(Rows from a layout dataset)
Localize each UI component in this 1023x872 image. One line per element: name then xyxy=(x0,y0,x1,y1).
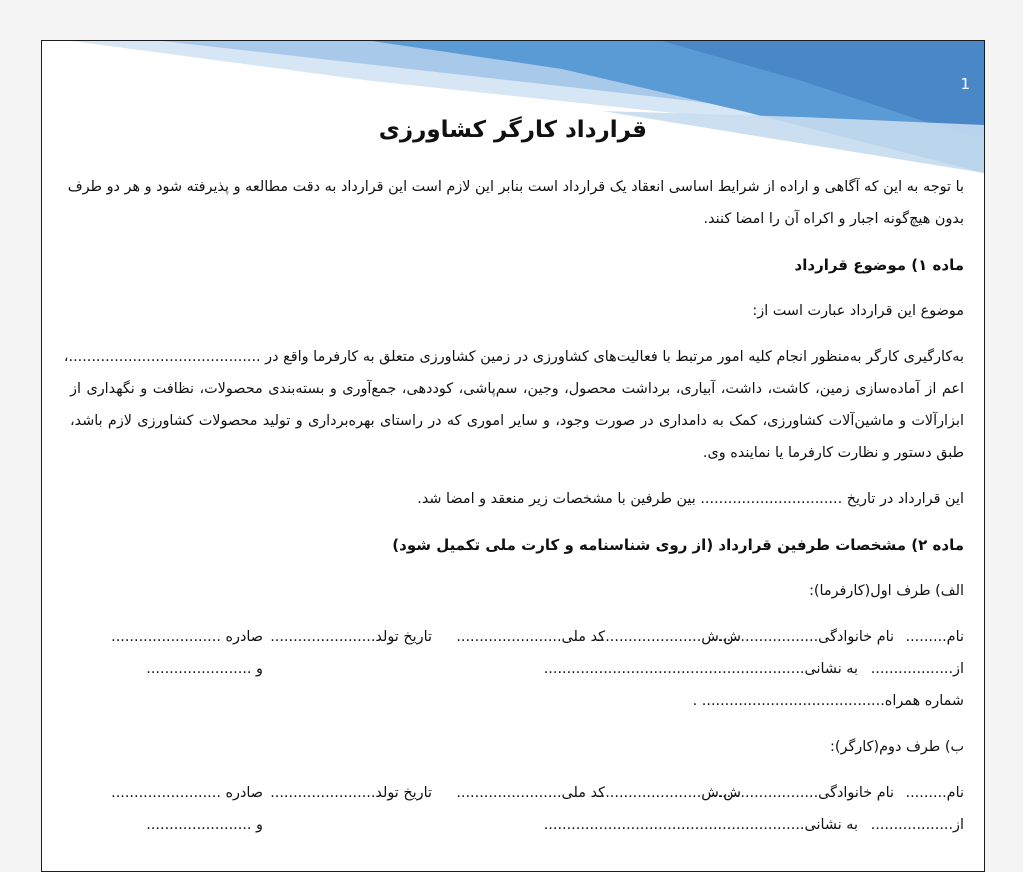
party-b-name-field: نام......... xyxy=(905,785,964,801)
party-a-mobile-field: شماره همراه........................................ . xyxy=(692,693,964,709)
party-a-national-code-field: کد ملی....................... xyxy=(456,629,605,645)
article-1-body-line-2: اعم از آماده‌سازی زمین، کاشت، داشت، آبیاری، برداشت محصول، وجین، سم‌پاشی، کوددهی، جمع‌آوری و بسته‌بندی محصولات، نظافت و نگهداری از xyxy=(70,381,964,397)
party-b-and-field: و ....................... xyxy=(146,817,263,833)
party-a-identity-row xyxy=(70,627,964,647)
article-1-subject-intro: موضوع این قرارداد عبارت است از: xyxy=(752,303,964,319)
party-a-from-field: از.................. xyxy=(870,661,964,677)
party-b-identity-row xyxy=(70,783,964,803)
page-title: قرارداد کارگر کشاورزی xyxy=(378,117,647,143)
party-b-issued-field: صادره ........................ xyxy=(111,785,263,801)
party-a-address-field: به نشانی......................................................... xyxy=(543,661,858,677)
party-b-birthdate-field: تاریخ تولد....................... xyxy=(270,785,432,801)
article-1-heading: ماده ۱) موضوع قرارداد xyxy=(794,256,964,274)
party-a-birthdate-field: تاریخ تولد....................... xyxy=(270,629,432,645)
intro-line-2: بدون هیچ‌گونه اجبار و اکراه آن را امضا کنند. xyxy=(703,211,964,227)
party-a-family-field: نام خانوادگی....................... xyxy=(712,629,894,645)
party-b-national-code-field: کد ملی....................... xyxy=(456,785,605,801)
party-b-address-field: به نشانی......................................................... xyxy=(543,817,858,833)
party-b-from-field: از.................. xyxy=(870,817,964,833)
document-page xyxy=(41,40,985,872)
party-a-issued-field: صادره ........................ xyxy=(111,629,263,645)
intro-line-1: با توجه به این که آگاهی و اراده از شرایط اساسی انعقاد یک قرارداد است بنابر این لازم است این قرارداد به دقت مطالعه و پذیرفته شود و هر دو طرف xyxy=(67,179,964,195)
article-2-heading: ماده ۲) مشخصات طرفین قرارداد (از روی شناسنامه و کارت ملی تکمیل شود) xyxy=(392,536,964,554)
party-a-address-row xyxy=(70,659,964,679)
party-b-address-row xyxy=(70,815,964,835)
party-a-name-field: نام......... xyxy=(905,629,964,645)
party-b-label: ب) طرف دوم(کارگر): xyxy=(830,739,964,755)
article-1-body-line-4: طبق دستور و نظارت کارفرما یا نماینده وی. xyxy=(702,445,964,461)
party-a-and-field: و ....................... xyxy=(146,661,263,677)
header-wave-decoration xyxy=(42,41,984,181)
party-a-mobile-row xyxy=(70,691,964,711)
party-a-label: الف) طرف اول(کارفرما): xyxy=(809,583,964,599)
article-1-body-line-3: ابزارآلات و ماشین‌آلات کشاورزی، کمک به دامداری در صورت وجود، و سایر اموری که در راستای بهره‌برداری و تولید محصولات کشاورزی لازم باشد، xyxy=(70,413,964,429)
party-b-family-field: نام خانوادگی....................... xyxy=(712,785,894,801)
page-number: 1 xyxy=(960,75,970,93)
party-b-id-number-field: ش.ش....................... xyxy=(596,785,741,801)
contract-date-line: این قرارداد در تاریخ ............................... بین طرفین با مشخصات زیر منعقد و امضا شد. xyxy=(417,491,964,507)
article-1-body-line-1: به‌کارگیری کارگر به‌منظور انجام کلیه امور مرتبط با فعالیت‌های کشاورزی در زمین کشاورزی متعلق به کارفرما واقع در ..........................................، xyxy=(63,349,964,365)
party-a-id-number-field: ش.ش....................... xyxy=(596,629,741,645)
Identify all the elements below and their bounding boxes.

SHORT PROBLEM:
Reproduce the listing above word for word and line for line, leaving out the picture.

EXERCISE ANSWER:
Localize each UI component in this 1023x872 image. One line per element: name then xyxy=(x0,y0,x1,y1).
party-b-name-field: نام......... xyxy=(905,785,964,801)
party-a-mobile-field: شماره همراه........................................ . xyxy=(692,693,964,709)
party-a-national-code-field: کد ملی....................... xyxy=(456,629,605,645)
article-1-body-line-2: اعم از آماده‌سازی زمین، کاشت، داشت، آبیاری، برداشت محصول، وجین، سم‌پاشی، کوددهی، جمع‌آوری و بسته‌بندی محصولات، نظافت و نگهداری از xyxy=(70,381,964,397)
party-b-and-field: و ....................... xyxy=(146,817,263,833)
party-a-identity-row xyxy=(70,627,964,647)
article-1-subject-intro: موضوع این قرارداد عبارت است از: xyxy=(752,303,964,319)
party-a-from-field: از.................. xyxy=(870,661,964,677)
party-b-identity-row xyxy=(70,783,964,803)
page-title: قرارداد کارگر کشاورزی xyxy=(378,117,647,143)
party-b-issued-field: صادره ........................ xyxy=(111,785,263,801)
party-a-address-field: به نشانی......................................................... xyxy=(543,661,858,677)
party-b-birthdate-field: تاریخ تولد....................... xyxy=(270,785,432,801)
article-1-heading: ماده ۱) موضوع قرارداد xyxy=(794,256,964,274)
party-a-birthdate-field: تاریخ تولد....................... xyxy=(270,629,432,645)
intro-line-2: بدون هیچ‌گونه اجبار و اکراه آن را امضا کنند. xyxy=(703,211,964,227)
party-a-family-field: نام خانوادگی....................... xyxy=(712,629,894,645)
party-b-national-code-field: کد ملی....................... xyxy=(456,785,605,801)
party-b-address-field: به نشانی......................................................... xyxy=(543,817,858,833)
party-b-from-field: از.................. xyxy=(870,817,964,833)
document-page xyxy=(41,40,985,872)
party-a-issued-field: صادره ........................ xyxy=(111,629,263,645)
intro-line-1: با توجه به این که آگاهی و اراده از شرایط اساسی انعقاد یک قرارداد است بنابر این لازم است این قرارداد به دقت مطالعه و پذیرفته شود و هر دو طرف xyxy=(67,179,964,195)
article-2-heading: ماده ۲) مشخصات طرفین قرارداد (از روی شناسنامه و کارت ملی تکمیل شود) xyxy=(392,536,964,554)
party-a-address-row xyxy=(70,659,964,679)
party-b-address-row xyxy=(70,815,964,835)
party-a-name-field: نام......... xyxy=(905,629,964,645)
party-b-label: ب) طرف دوم(کارگر): xyxy=(830,739,964,755)
article-1-body-line-4: طبق دستور و نظارت کارفرما یا نماینده وی. xyxy=(702,445,964,461)
party-a-and-field: و ....................... xyxy=(146,661,263,677)
header-wave-decoration xyxy=(42,41,984,181)
party-a-mobile-row xyxy=(70,691,964,711)
party-a-label: الف) طرف اول(کارفرما): xyxy=(809,583,964,599)
article-1-body-line-3: ابزارآلات و ماشین‌آلات کشاورزی، کمک به دامداری در صورت وجود، و سایر اموری که در راستای بهره‌برداری و تولید محصولات کشاورزی لازم باشد، xyxy=(70,413,964,429)
party-b-family-field: نام خانوادگی....................... xyxy=(712,785,894,801)
page-number: 1 xyxy=(960,75,970,93)
party-b-id-number-field: ش.ش....................... xyxy=(596,785,741,801)
contract-date-line: این قرارداد در تاریخ ............................... بین طرفین با مشخصات زیر منعقد و امضا شد. xyxy=(417,491,964,507)
article-1-body-line-1: به‌کارگیری کارگر به‌منظور انجام کلیه امور مرتبط با فعالیت‌های کشاورزی در زمین کشاورزی متعلق به کارفرما واقع در ..........................................، xyxy=(63,349,964,365)
party-a-id-number-field: ش.ش....................... xyxy=(596,629,741,645)
Identify all the elements below and their bounding boxes.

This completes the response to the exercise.